**Consigne 1**
Condensez en liste le paragraphe de l'article qui s'ouvre sur « Si tu ne peux pas le dire, écris-le », sans perdre ses faits principaux.

Interview Inceste, violences, harcèlement… Cinq questions au fondateur des "boîtes aux lettres Papillons" qui recueillent la parole des enfants victimes

Article rédigé par Audrey Abraham
Radio France
Publié Mis à jour
Temps de lecture : 9min
Chaque année, l'association Les Papillons recueille des miliers de témoignages d'enfants victimes de violences. (ODILON DIMIER / MAXPPP)
Pour la première fois depuis le début de leur déploiement, les boîtes aux lettres de l'association "Les Papillons" ont abouti à un procès : celui du grand-père incestueux dont la petite-fille s'est confiée grâce au dispositif.

"Si tu ne peux pas le dire, écris-le", c'est le mot d'ordre de l'association Les Papillons qui lutte contre les violences faites aux enfants. Depuis sa création en 2018, elle déploie un dispositif inédit en installant des boîtes aux lettres à destination des enfants dans certaines écoles et lieux de vie périscolaires. Objectif : encourager ceux qui sont victimes à libérer la parole. C'est ce qu'a fait Lily, 10 ans en juin 2022, pour dénoncer son grand-père incestueux. Il a été condamné, lundi 23 septembre, à 12 ans de prison par la cour criminelle de l'Ain.

**Consigne 2**
Comptez les lignes ci-dessous qui contiennent la chaîne « meet », en respectant la casse, et indiquez uniquement ce nombre.

**Lignes extraites**
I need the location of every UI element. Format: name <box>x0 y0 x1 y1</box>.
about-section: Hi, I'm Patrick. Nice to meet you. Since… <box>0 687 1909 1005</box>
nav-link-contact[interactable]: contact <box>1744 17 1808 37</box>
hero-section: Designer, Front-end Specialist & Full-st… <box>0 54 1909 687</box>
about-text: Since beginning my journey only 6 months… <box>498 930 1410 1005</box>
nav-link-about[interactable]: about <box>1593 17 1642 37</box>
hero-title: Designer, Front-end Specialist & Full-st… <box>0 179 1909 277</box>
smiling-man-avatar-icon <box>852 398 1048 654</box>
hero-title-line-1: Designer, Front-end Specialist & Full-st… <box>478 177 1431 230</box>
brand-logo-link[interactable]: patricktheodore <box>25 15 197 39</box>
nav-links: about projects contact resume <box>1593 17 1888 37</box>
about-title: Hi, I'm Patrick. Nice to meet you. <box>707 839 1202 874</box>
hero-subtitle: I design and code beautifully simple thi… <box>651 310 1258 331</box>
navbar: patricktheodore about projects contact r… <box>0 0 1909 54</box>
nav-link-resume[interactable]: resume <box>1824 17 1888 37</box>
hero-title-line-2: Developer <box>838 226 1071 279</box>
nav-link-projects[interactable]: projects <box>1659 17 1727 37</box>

**Corrigé 1**
- Mot d'ordre de l'association Les Papillons, qui lutte contre les violences faites aux enfants : « Si tu ne peux pas le dire, écris-le ».
- Depuis sa création en 2018, elle installe des boîtes aux lettres destinées aux enfants dans certaines écoles et certains lieux de vie périscolaires.
- Objectif : encourager les enfants victimes à libérer la parole.
- Lily, 10 ans en juin 2022, l'a fait pour dénoncer son grand-père incestueux.
- Celui-ci a été condamné le lundi 23 septembre à 12 ans de prison par la cour criminelle de l'Ain.

**Corrigé 2**
2